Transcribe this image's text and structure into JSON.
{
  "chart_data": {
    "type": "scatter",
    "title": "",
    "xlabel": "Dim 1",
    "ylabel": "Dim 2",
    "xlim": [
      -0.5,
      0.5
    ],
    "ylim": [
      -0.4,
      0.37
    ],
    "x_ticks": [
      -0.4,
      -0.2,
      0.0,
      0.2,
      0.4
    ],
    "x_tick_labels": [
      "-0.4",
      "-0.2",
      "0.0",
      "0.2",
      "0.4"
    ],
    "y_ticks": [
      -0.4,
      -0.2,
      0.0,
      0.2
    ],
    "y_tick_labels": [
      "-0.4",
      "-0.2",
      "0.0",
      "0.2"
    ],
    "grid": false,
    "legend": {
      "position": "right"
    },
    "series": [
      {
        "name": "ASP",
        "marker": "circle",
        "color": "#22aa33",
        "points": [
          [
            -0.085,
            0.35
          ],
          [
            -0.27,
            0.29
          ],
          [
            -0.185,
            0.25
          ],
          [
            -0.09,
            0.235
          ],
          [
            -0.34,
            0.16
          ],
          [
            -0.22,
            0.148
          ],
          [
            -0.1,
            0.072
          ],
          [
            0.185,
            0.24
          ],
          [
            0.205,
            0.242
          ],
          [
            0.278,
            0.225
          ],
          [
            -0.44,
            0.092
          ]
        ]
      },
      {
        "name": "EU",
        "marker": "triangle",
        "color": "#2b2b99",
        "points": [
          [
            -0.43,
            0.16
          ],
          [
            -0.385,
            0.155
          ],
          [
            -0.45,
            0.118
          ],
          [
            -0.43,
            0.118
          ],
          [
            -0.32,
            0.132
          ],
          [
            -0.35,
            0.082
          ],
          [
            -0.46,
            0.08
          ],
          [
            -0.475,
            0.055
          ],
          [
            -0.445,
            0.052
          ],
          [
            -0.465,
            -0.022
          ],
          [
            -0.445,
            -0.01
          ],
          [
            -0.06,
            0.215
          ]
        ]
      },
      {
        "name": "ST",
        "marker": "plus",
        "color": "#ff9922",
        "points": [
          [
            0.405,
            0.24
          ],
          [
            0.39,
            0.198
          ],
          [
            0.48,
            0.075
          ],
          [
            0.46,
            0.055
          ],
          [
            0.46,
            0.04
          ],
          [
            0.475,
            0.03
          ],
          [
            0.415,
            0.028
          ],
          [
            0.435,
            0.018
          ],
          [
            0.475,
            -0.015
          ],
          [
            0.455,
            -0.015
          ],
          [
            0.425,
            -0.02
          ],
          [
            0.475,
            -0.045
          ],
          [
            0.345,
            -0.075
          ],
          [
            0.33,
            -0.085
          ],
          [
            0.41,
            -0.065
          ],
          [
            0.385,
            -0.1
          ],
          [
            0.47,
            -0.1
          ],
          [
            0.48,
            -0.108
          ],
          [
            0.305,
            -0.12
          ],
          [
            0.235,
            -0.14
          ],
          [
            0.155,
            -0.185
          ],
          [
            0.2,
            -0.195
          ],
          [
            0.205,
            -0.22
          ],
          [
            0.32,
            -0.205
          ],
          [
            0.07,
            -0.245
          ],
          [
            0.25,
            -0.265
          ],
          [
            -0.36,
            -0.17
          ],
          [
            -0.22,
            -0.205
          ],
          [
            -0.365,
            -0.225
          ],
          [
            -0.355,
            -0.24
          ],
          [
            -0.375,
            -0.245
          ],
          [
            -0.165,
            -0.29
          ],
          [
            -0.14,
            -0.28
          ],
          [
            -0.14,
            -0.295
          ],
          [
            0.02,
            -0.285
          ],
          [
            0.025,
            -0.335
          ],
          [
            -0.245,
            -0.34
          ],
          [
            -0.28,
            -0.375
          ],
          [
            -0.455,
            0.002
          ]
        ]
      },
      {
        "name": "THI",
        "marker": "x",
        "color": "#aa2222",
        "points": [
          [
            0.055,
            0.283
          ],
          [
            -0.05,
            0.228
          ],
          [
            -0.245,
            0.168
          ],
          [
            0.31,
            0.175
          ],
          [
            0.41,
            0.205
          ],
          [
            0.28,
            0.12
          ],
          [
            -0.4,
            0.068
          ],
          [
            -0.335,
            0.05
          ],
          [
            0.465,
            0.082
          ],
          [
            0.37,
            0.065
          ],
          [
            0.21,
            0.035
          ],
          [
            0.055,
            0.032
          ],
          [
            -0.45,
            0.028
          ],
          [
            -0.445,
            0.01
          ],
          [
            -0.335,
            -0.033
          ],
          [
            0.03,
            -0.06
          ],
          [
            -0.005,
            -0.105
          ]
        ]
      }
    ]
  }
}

━━━━━━━━

Your objective |
Print the material once more, exactly.

Solution |
Transcribe this image's text and structure into JSON.
{
  "chart_data": {
    "type": "scatter",
    "title": "",
    "xlabel": "Dim 1",
    "ylabel": "Dim 2",
    "xlim": [
      -0.5,
      0.5
    ],
    "ylim": [
      -0.4,
      0.37
    ],
    "x_ticks": [
      -0.4,
      -0.2,
      0.0,
      0.2,
      0.4
    ],
    "x_tick_labels": [
      "-0.4",
      "-0.2",
      "0.0",
      "0.2",
      "0.4"
    ],
    "y_ticks": [
      -0.4,
      -0.2,
      0.0,
      0.2
    ],
    "y_tick_labels": [
      "-0.4",
      "-0.2",
      "0.0",
      "0.2"
    ],
    "grid": false,
    "legend": {
      "position": "right"
    },
    "series": [
      {
        "name": "ASP",
        "marker": "circle",
        "color": "#22aa33",
        "points": [
          [
            -0.085,
            0.35
          ],
          [
            -0.27,
            0.29
          ],
          [
            -0.185,
            0.25
          ],
          [
            -0.09,
            0.235
          ],
          [
            -0.34,
            0.16
          ],
          [
            -0.22,
            0.148
          ],
          [
            -0.1,
            0.072
          ],
          [
            0.185,
            0.24
          ],
          [
            0.205,
            0.242
          ],
          [
            0.278,
            0.225
          ],
          [
            -0.44,
            0.092
          ]
        ]
      },
      {
        "name": "EU",
        "marker": "triangle",
        "color": "#2b2b99",
        "points": [
          [
            -0.43,
            0.16
          ],
          [
            -0.385,
            0.155
          ],
          [
            -0.45,
            0.118
          ],
          [
            -0.43,
            0.118
          ],
          [
            -0.32,
            0.132
          ],
          [
            -0.35,
            0.082
          ],
          [
            -0.46,
            0.08
          ],
          [
            -0.475,
            0.055
          ],
          [
            -0.445,
            0.052
          ],
          [
            -0.465,
            -0.022
          ],
          [
            -0.445,
            -0.01
          ],
          [
            -0.06,
            0.215
          ]
        ]
      },
      {
        "name": "ST",
        "marker": "plus",
        "color": "#ff9922",
        "points": [
          [
            0.405,
            0.24
          ],
          [
            0.39,
            0.198
          ],
          [
            0.48,
            0.075
          ],
          [
            0.46,
            0.055
          ],
          [
            0.46,
            0.04
          ],
          [
            0.475,
            0.03
          ],
          [
            0.415,
            0.028
          ],
          [
            0.435,
            0.018
          ],
          [
            0.475,
            -0.015
          ],
          [
            0.455,
            -0.015
          ],
          [
            0.425,
            -0.02
          ],
          [
            0.475,
            -0.045
          ],
          [
            0.345,
            -0.075
          ],
          [
            0.33,
            -0.085
          ],
          [
            0.41,
            -0.065
          ],
          [
            0.385,
            -0.1
          ],
          [
            0.47,
            -0.1
          ],
          [
            0.48,
            -0.108
          ],
          [
            0.305,
            -0.12
          ],
          [
            0.235,
            -0.14
          ],
          [
            0.155,
            -0.185
          ],
          [
            0.2,
            -0.195
          ],
          [
            0.205,
            -0.22
          ],
          [
            0.32,
            -0.205
          ],
          [
            0.07,
            -0.245
          ],
          [
            0.25,
            -0.265
          ],
          [
            -0.36,
            -0.17
          ],
          [
            -0.22,
            -0.205
          ],
          [
            -0.365,
            -0.225
          ],
          [
            -0.355,
            -0.24
          ],
          [
            -0.375,
            -0.245
          ],
          [
            -0.165,
            -0.29
          ],
          [
            -0.14,
            -0.28
          ],
          [
            -0.14,
            -0.295
          ],
          [
            0.02,
            -0.285
          ],
          [
            0.025,
            -0.335
          ],
          [
            -0.245,
            -0.34
          ],
          [
            -0.28,
            -0.375
          ],
          [
            -0.455,
            0.002
          ]
        ]
      },
      {
        "name": "THI",
        "marker": "x",
        "color": "#aa2222",
        "points": [
          [
            0.055,
            0.283
          ],
          [
            -0.05,
            0.228
          ],
          [
            -0.245,
            0.168
          ],
          [
            0.31,
            0.175
          ],
          [
            0.41,
            0.205
          ],
          [
            0.28,
            0.12
          ],
          [
            -0.4,
            0.068
          ],
          [
            -0.335,
            0.05
          ],
          [
            0.465,
            0.082
          ],
          [
            0.37,
            0.065
          ],
          [
            0.21,
            0.035
          ],
          [
            0.055,
            0.032
          ],
          [
            -0.45,
            0.028
          ],
          [
            -0.445,
            0.01
          ],
          [
            -0.335,
            -0.033
          ],
          [
            0.03,
            -0.06
          ],
          [
            -0.005,
            -0.105
          ]
        ]
      }
    ]
  }
}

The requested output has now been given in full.